> _What the task asks_
Check every line of the entries below for the word "public", and copy the ones that have it.

> _Given data_
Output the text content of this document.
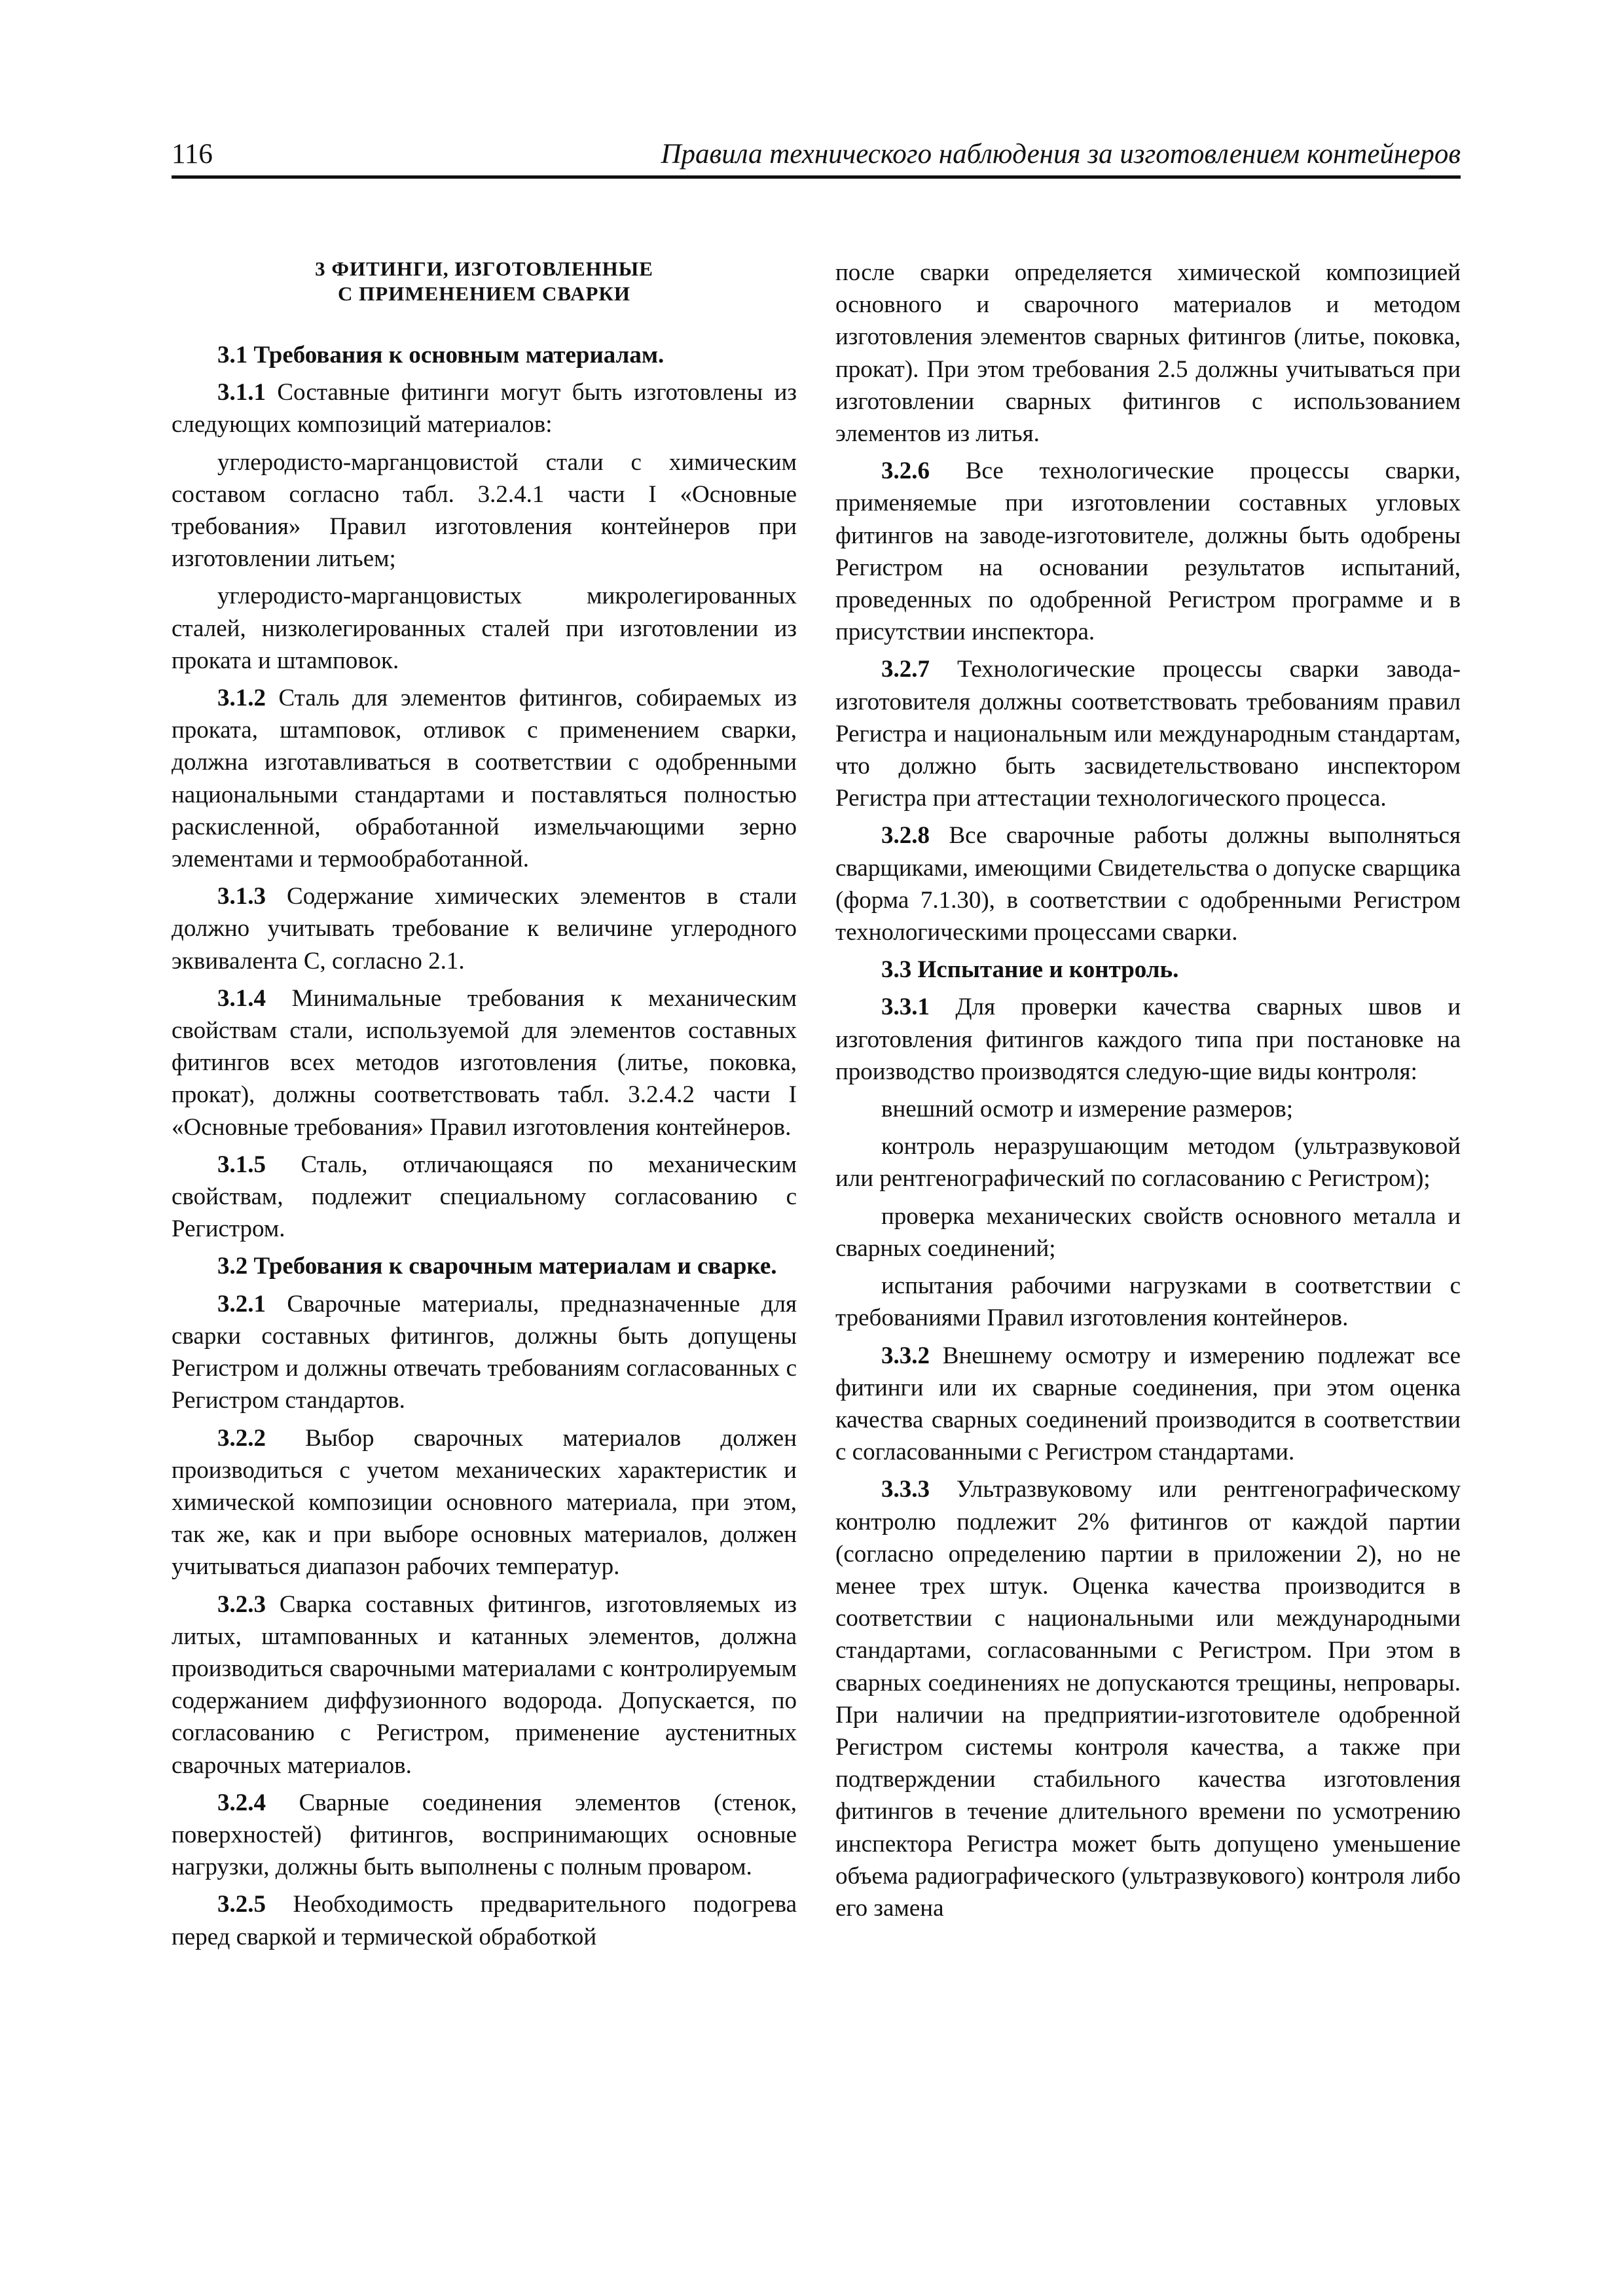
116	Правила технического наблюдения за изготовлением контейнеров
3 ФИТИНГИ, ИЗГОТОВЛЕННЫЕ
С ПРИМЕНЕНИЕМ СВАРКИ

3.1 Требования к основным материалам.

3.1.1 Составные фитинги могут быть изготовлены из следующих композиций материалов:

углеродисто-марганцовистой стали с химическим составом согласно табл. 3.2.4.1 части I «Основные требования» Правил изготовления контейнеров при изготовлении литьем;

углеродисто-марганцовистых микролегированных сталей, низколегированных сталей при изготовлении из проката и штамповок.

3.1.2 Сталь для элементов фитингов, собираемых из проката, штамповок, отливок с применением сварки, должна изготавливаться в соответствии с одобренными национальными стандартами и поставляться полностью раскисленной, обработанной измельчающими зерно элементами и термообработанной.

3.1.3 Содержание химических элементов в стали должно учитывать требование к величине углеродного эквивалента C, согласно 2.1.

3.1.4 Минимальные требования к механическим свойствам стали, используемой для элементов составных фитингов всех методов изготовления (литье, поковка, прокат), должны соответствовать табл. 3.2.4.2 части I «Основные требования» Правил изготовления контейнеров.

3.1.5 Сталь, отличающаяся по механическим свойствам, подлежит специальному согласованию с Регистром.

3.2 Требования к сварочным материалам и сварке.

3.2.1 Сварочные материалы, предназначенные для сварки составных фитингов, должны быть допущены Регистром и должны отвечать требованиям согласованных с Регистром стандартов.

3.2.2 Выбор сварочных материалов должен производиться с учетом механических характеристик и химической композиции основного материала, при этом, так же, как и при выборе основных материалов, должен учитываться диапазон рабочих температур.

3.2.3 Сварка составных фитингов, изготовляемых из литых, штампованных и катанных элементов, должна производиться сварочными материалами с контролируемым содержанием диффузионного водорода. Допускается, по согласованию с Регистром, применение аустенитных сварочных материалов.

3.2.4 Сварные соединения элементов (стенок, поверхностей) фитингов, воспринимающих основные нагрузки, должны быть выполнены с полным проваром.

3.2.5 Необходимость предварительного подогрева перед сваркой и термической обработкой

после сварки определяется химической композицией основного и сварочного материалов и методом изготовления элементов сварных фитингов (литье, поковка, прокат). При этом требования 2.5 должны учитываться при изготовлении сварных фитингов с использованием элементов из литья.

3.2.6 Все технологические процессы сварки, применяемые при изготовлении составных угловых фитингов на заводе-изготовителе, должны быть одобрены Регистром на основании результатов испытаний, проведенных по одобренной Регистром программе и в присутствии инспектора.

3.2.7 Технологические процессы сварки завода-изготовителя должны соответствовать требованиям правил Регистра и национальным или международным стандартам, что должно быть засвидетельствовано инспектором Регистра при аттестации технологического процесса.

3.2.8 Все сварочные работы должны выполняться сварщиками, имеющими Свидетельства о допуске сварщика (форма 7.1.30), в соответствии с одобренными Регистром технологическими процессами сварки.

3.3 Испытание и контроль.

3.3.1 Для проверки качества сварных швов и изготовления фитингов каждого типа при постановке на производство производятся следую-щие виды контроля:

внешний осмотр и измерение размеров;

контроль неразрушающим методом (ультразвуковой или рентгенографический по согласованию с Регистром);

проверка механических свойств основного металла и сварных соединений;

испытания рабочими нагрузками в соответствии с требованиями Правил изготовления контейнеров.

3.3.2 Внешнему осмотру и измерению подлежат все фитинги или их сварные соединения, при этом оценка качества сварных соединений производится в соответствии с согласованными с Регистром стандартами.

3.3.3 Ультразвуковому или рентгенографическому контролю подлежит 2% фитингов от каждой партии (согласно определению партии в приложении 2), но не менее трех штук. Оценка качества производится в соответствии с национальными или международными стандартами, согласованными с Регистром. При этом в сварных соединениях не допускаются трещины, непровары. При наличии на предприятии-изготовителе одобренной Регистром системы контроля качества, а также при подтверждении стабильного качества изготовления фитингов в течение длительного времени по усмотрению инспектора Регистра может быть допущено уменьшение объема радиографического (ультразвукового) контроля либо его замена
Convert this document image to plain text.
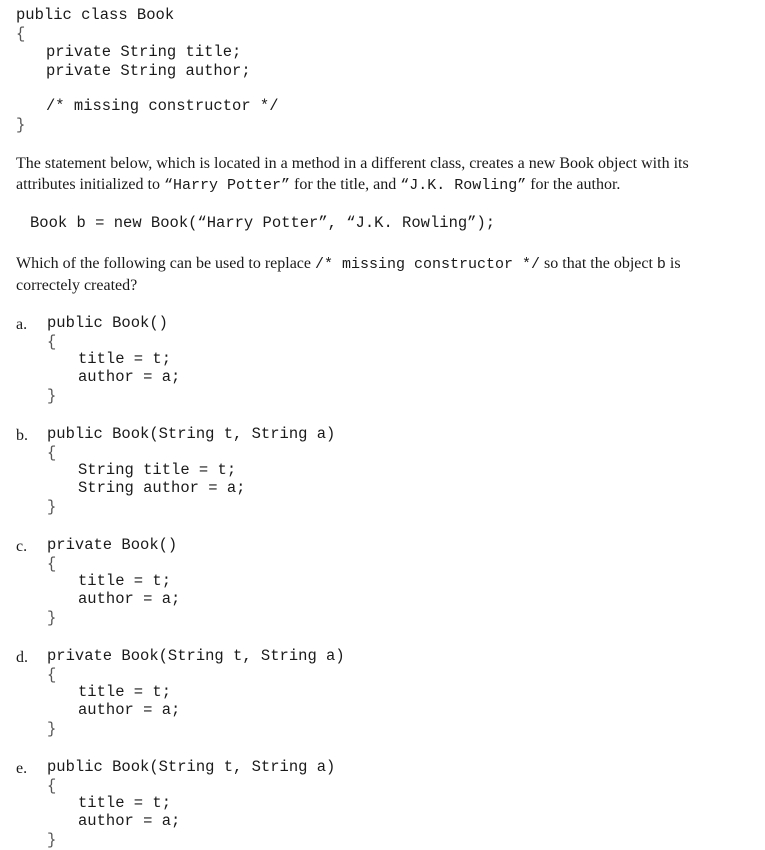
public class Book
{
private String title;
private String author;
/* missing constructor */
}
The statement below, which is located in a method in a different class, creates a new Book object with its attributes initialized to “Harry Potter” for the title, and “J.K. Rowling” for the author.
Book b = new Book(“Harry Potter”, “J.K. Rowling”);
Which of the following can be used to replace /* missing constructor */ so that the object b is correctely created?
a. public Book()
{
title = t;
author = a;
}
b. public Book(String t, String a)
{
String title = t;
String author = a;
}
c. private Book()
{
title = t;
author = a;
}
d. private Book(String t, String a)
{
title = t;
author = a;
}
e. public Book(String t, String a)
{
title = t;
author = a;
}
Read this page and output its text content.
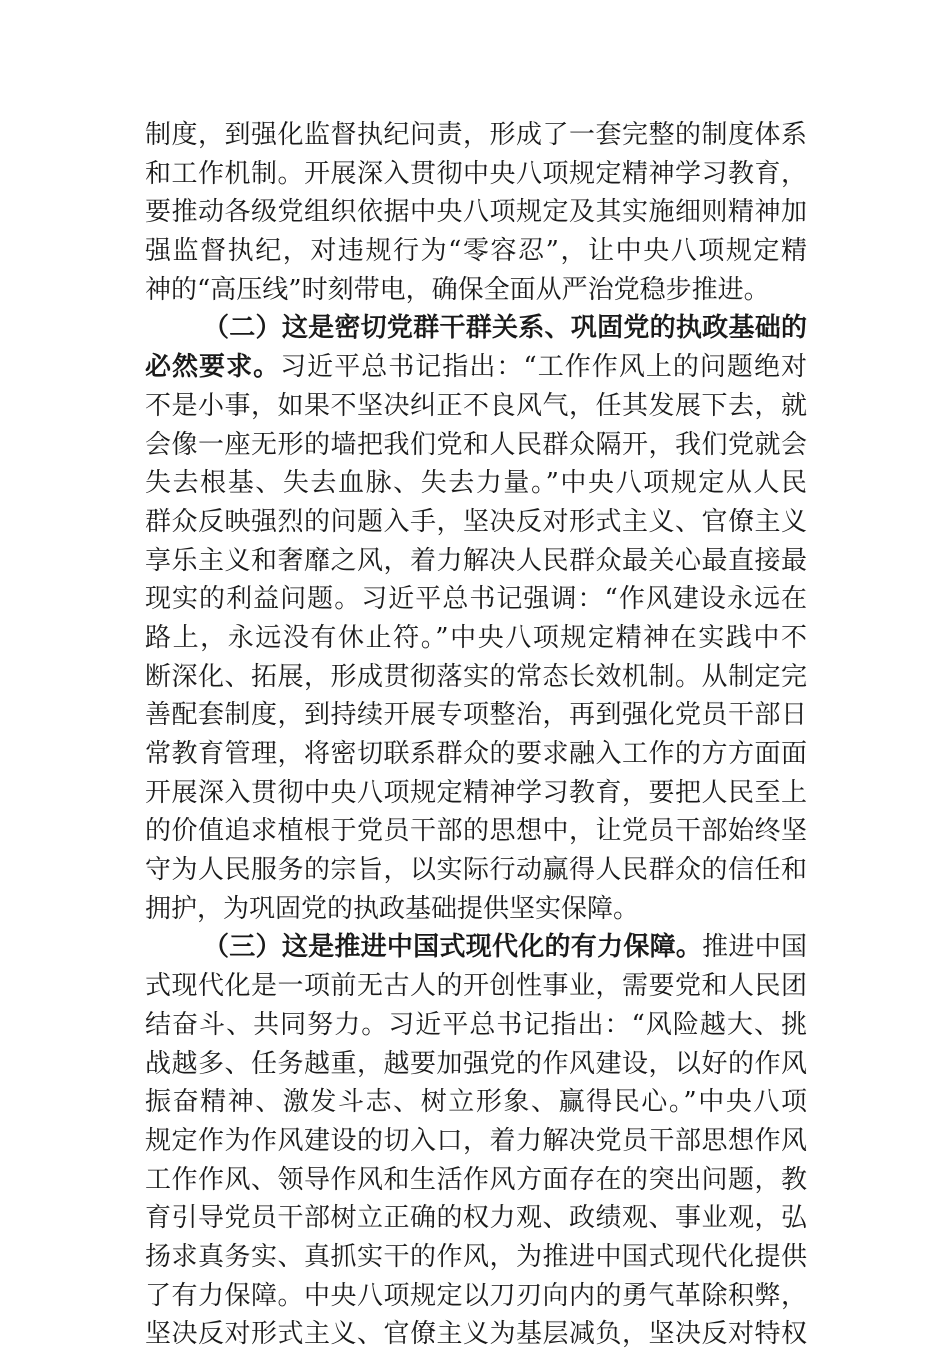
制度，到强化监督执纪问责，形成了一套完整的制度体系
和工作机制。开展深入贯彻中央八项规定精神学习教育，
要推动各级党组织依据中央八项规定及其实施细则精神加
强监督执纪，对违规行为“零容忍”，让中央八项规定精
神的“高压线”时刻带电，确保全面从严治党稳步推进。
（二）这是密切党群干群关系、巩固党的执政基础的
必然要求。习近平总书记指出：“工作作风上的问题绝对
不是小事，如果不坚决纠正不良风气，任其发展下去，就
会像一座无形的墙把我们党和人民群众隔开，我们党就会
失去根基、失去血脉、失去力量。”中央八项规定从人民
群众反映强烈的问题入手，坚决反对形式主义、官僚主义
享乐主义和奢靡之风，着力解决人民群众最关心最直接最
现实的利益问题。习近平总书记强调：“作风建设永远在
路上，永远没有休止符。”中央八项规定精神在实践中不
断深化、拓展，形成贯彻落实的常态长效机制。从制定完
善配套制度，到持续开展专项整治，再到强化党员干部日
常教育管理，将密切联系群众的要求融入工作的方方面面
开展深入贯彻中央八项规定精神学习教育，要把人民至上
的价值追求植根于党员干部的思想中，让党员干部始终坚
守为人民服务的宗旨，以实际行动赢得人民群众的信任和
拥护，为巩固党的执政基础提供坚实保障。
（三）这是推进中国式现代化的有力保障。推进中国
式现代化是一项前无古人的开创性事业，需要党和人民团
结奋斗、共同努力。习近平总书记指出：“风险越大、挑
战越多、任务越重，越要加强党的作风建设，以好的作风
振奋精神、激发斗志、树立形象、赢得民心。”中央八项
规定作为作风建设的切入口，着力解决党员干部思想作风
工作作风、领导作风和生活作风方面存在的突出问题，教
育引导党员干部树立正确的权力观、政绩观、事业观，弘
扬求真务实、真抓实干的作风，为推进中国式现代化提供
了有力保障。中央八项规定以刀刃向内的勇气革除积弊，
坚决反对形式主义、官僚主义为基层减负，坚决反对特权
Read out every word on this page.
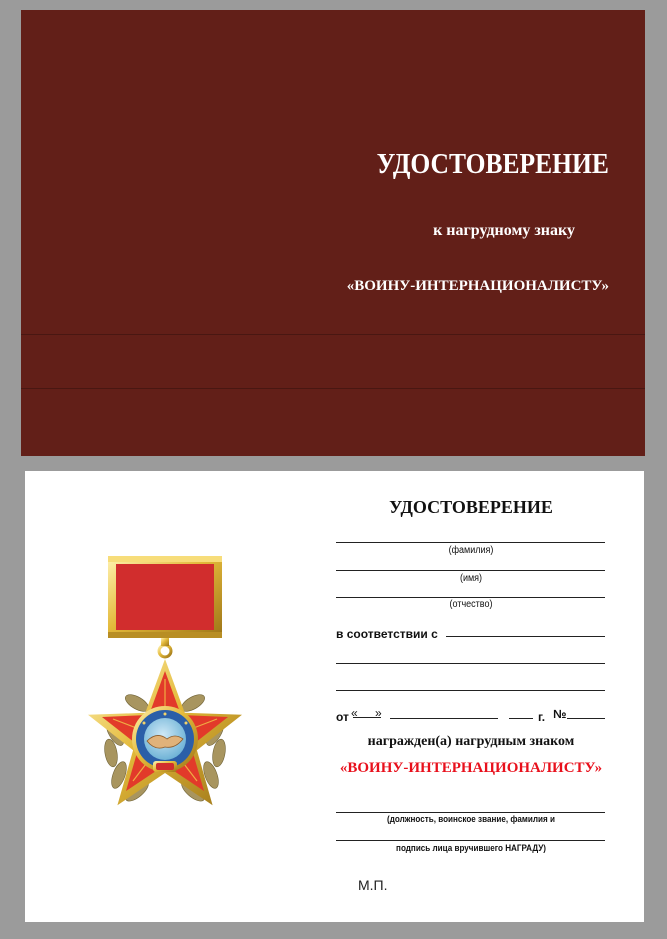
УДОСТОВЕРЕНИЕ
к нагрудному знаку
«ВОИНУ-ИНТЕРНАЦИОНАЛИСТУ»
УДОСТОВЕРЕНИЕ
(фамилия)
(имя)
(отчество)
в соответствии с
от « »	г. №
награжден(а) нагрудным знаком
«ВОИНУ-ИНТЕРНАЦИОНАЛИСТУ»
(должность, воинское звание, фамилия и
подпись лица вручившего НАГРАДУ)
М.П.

> _Expected output_
public class Book
a. public Book()
b. public Book(String t, String a)
e. public Book(String t, String a)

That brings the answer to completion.